■ **Objective**
Only a number is wanted: the count of lines in this listing that contain "type".

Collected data
>>>>

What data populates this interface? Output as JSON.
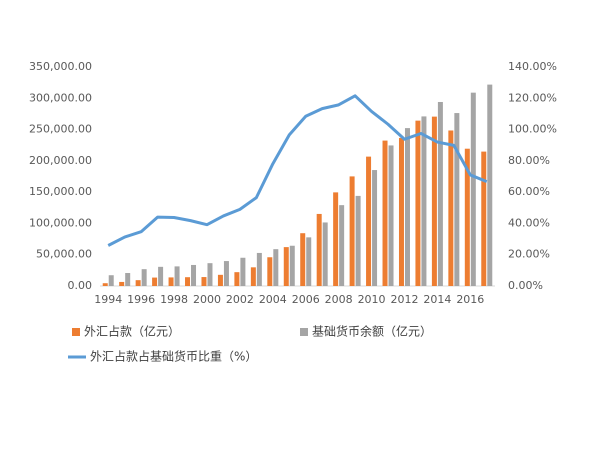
{
  "chart_data": {
    "type": "bar-line",
    "categories": [
      "1994",
      null,
      "1996",
      null,
      "1998",
      null,
      "2000",
      null,
      "2002",
      null,
      "2004",
      null,
      "2006",
      null,
      "2008",
      null,
      "2010",
      null,
      "2012",
      null,
      "2014",
      null,
      "2016",
      null
    ],
    "series": [
      {
        "name": "外汇占款（亿元）",
        "type": "bar",
        "color": "#ED7D31",
        "values": [
          4451,
          6491,
          9330,
          13467,
          13728,
          14061,
          14291,
          17856,
          22107,
          29842,
          45940,
          62140,
          84361,
          115169,
          149624,
          175155,
          206767,
          232389,
          236670,
          264270,
          270681,
          248538,
          219425,
          214788
        ]
      },
      {
        "name": "基础货币余额（亿元）",
        "type": "bar",
        "color": "#A5A5A5",
        "values": [
          17218,
          20760,
          26889,
          30633,
          31335,
          33620,
          36491,
          39852,
          45138,
          52841,
          58856,
          64343,
          77758,
          101545,
          129222,
          143985,
          185311,
          224641,
          252345,
          271023,
          294093,
          276377,
          308980,
          321870
        ]
      },
      {
        "name": "外汇占款占基础货币比重（%）",
        "type": "line",
        "axis": "y2",
        "color": "#5B9BD5",
        "values": [
          25.9,
          31.3,
          34.7,
          44.0,
          43.8,
          41.8,
          39.2,
          44.8,
          49.0,
          56.5,
          78.1,
          96.6,
          108.5,
          113.4,
          115.8,
          121.6,
          111.6,
          103.4,
          93.8,
          97.5,
          92.0,
          89.9,
          71.0,
          66.7
        ]
      }
    ],
    "ylim": [
      0,
      350000
    ],
    "yticks": [
      {
        "value": 0,
        "label": "0.00"
      },
      {
        "value": 50000,
        "label": "50,000.00"
      },
      {
        "value": 100000,
        "label": "100,000.00"
      },
      {
        "value": 150000,
        "label": "150,000.00"
      },
      {
        "value": 200000,
        "label": "200,000.00"
      },
      {
        "value": 250000,
        "label": "250,000.00"
      },
      {
        "value": 300000,
        "label": "300,000.00"
      },
      {
        "value": 350000,
        "label": "350,000.00"
      }
    ],
    "y2lim": [
      0,
      140
    ],
    "y2ticks": [
      {
        "value": 0,
        "label": "0.00%"
      },
      {
        "value": 20,
        "label": "20.00%"
      },
      {
        "value": 40,
        "label": "40.00%"
      },
      {
        "value": 60,
        "label": "60.00%"
      },
      {
        "value": 80,
        "label": "80.00%"
      },
      {
        "value": 100,
        "label": "100.00%"
      },
      {
        "value": 120,
        "label": "120.00%"
      },
      {
        "value": 140,
        "label": "140.00%"
      }
    ],
    "grid": false,
    "legend": "bottom"
  }
}
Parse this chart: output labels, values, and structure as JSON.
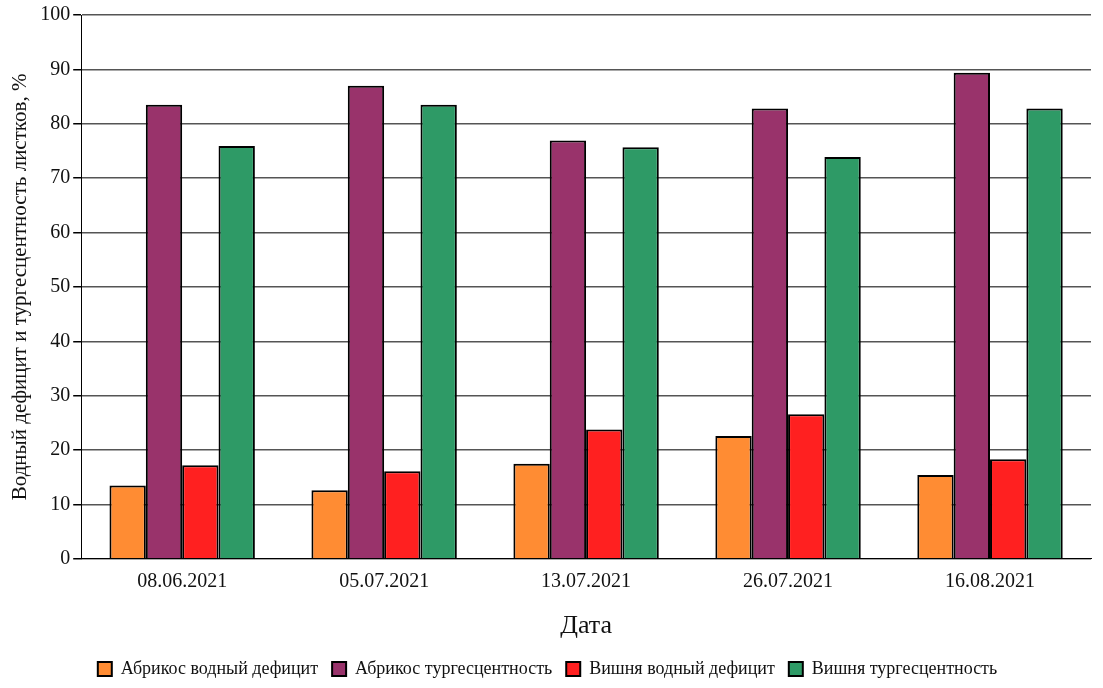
{
  "chart_data": {
    "type": "bar",
    "xlabel": "Дата",
    "ylabel": "Водный дефицит и тургесцентность листков, %",
    "categories": [
      "08.06.2021",
      "05.07.2021",
      "13.07.2021",
      "26.07.2021",
      "16.08.2021"
    ],
    "series": [
      {
        "name": "Абрикос водный дефицит",
        "color": "#ff8c33",
        "values": [
          13.5,
          12.6,
          17.5,
          22.6,
          15.4
        ]
      },
      {
        "name": "Абрикос тургесцентность",
        "color": "#99336b",
        "values": [
          83.5,
          87.0,
          76.9,
          82.8,
          89.4
        ]
      },
      {
        "name": "Вишня водный дефицит",
        "color": "#ff2020",
        "values": [
          17.2,
          16.1,
          23.8,
          26.6,
          18.3
        ]
      },
      {
        "name": "Вишня тургесцентность",
        "color": "#2e9a66",
        "values": [
          75.9,
          83.5,
          75.7,
          73.9,
          82.8
        ]
      }
    ],
    "ylim": [
      0,
      100
    ],
    "yticks": [
      0,
      10,
      20,
      30,
      40,
      50,
      60,
      70,
      80,
      90,
      100
    ],
    "grid": "y",
    "legend": "bottom"
  }
}
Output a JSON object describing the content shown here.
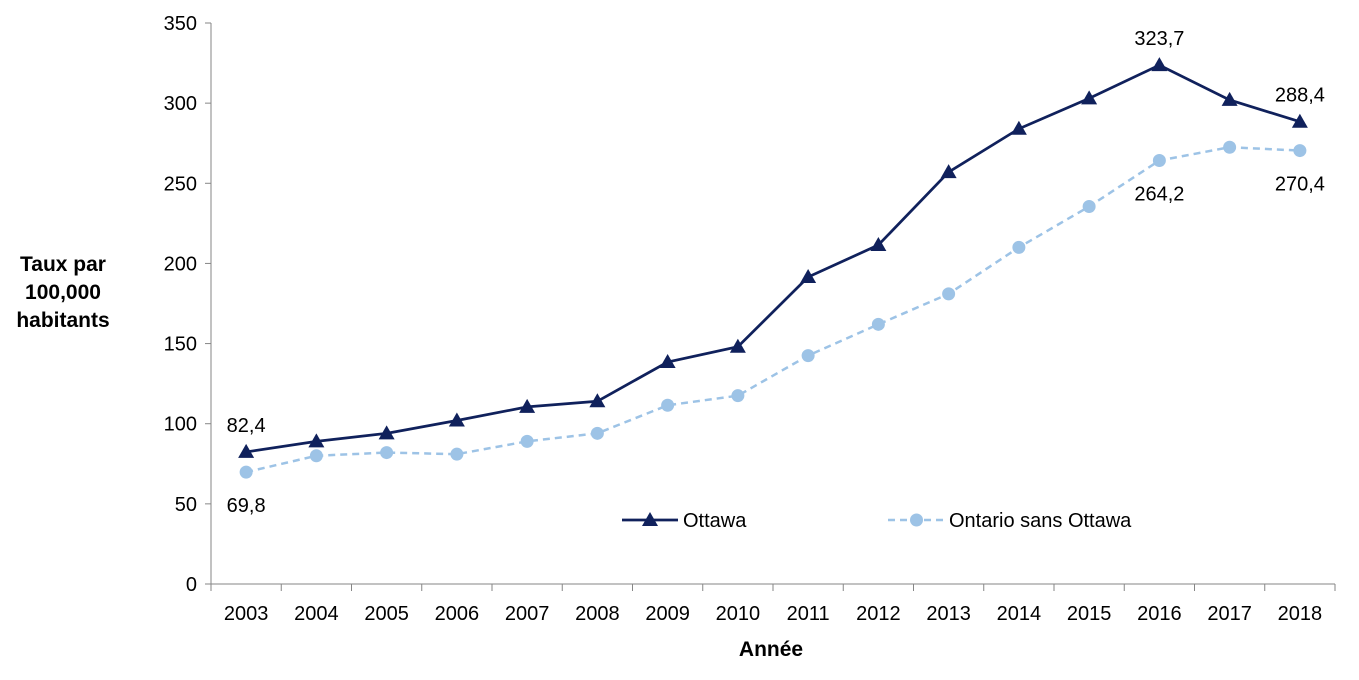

<<<<

■ **Full solution**
5